Collected data entries
====

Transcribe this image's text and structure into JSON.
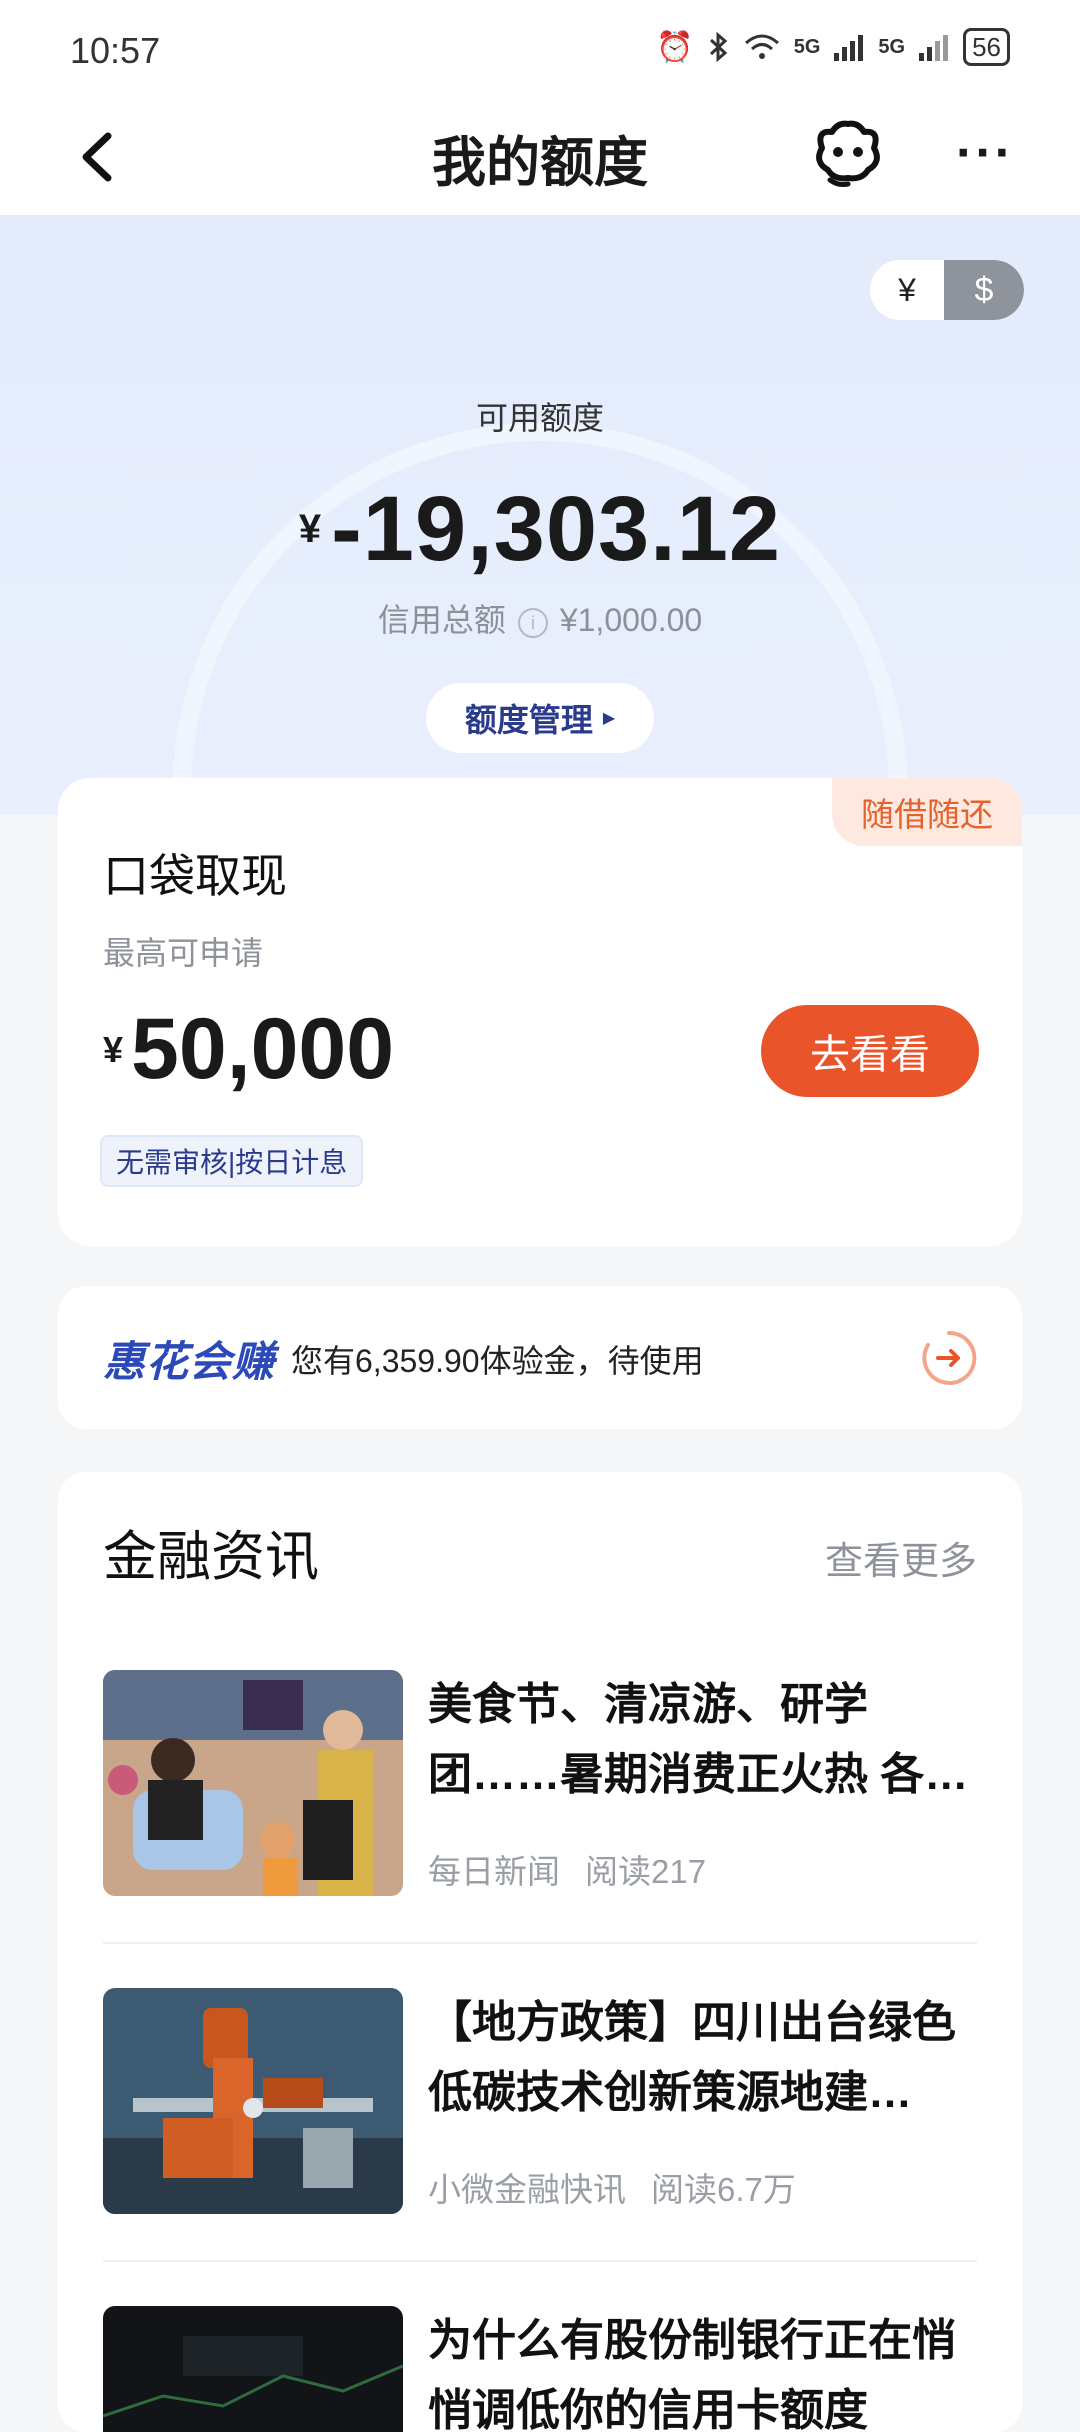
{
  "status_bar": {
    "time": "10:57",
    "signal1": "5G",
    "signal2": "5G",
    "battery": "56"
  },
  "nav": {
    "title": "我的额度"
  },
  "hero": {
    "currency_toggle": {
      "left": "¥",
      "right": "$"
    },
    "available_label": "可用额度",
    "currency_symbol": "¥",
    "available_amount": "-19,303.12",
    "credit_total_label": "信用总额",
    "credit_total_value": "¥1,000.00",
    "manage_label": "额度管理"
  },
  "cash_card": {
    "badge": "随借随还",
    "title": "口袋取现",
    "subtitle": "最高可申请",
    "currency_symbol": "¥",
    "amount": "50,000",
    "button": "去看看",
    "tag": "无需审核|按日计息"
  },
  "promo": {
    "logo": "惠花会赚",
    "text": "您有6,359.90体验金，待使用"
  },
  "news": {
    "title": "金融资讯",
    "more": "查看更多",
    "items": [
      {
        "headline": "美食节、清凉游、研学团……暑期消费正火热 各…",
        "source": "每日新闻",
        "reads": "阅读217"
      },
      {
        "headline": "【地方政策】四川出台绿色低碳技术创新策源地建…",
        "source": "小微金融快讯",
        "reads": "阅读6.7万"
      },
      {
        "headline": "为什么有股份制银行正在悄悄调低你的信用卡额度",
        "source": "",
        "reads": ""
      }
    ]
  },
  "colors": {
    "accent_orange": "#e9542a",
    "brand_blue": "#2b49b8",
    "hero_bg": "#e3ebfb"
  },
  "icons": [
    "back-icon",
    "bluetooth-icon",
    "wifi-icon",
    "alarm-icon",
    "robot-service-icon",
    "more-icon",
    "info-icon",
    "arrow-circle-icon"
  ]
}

====

» **The task**
Exclude the pictures, and transcribe all of the material exactly.

» **Output for this exercise**
Transcribe this image's text and structure into JSON.
{
  "status_bar": {
    "time": "10:57",
    "signal1": "5G",
    "signal2": "5G",
    "battery": "56"
  },
  "nav": {
    "title": "我的额度"
  },
  "hero": {
    "currency_toggle": {
      "left": "¥",
      "right": "$"
    },
    "available_label": "可用额度",
    "currency_symbol": "¥",
    "available_amount": "-19,303.12",
    "credit_total_label": "信用总额",
    "credit_total_value": "¥1,000.00",
    "manage_label": "额度管理"
  },
  "cash_card": {
    "badge": "随借随还",
    "title": "口袋取现",
    "subtitle": "最高可申请",
    "currency_symbol": "¥",
    "amount": "50,000",
    "button": "去看看",
    "tag": "无需审核|按日计息"
  },
  "promo": {
    "logo": "惠花会赚",
    "text": "您有6,359.90体验金，待使用"
  },
  "news": {
    "title": "金融资讯",
    "more": "查看更多",
    "items": [
      {
        "headline": "美食节、清凉游、研学团……暑期消费正火热 各…",
        "source": "每日新闻",
        "reads": "阅读217"
      },
      {
        "headline": "【地方政策】四川出台绿色低碳技术创新策源地建…",
        "source": "小微金融快讯",
        "reads": "阅读6.7万"
      },
      {
        "headline": "为什么有股份制银行正在悄悄调低你的信用卡额度",
        "source": "",
        "reads": ""
      }
    ]
  },
  "colors": {
    "accent_orange": "#e9542a",
    "brand_blue": "#2b49b8",
    "hero_bg": "#e3ebfb"
  },
  "icons": [
    "back-icon",
    "bluetooth-icon",
    "wifi-icon",
    "alarm-icon",
    "robot-service-icon",
    "more-icon",
    "info-icon",
    "arrow-circle-icon"
  ]
}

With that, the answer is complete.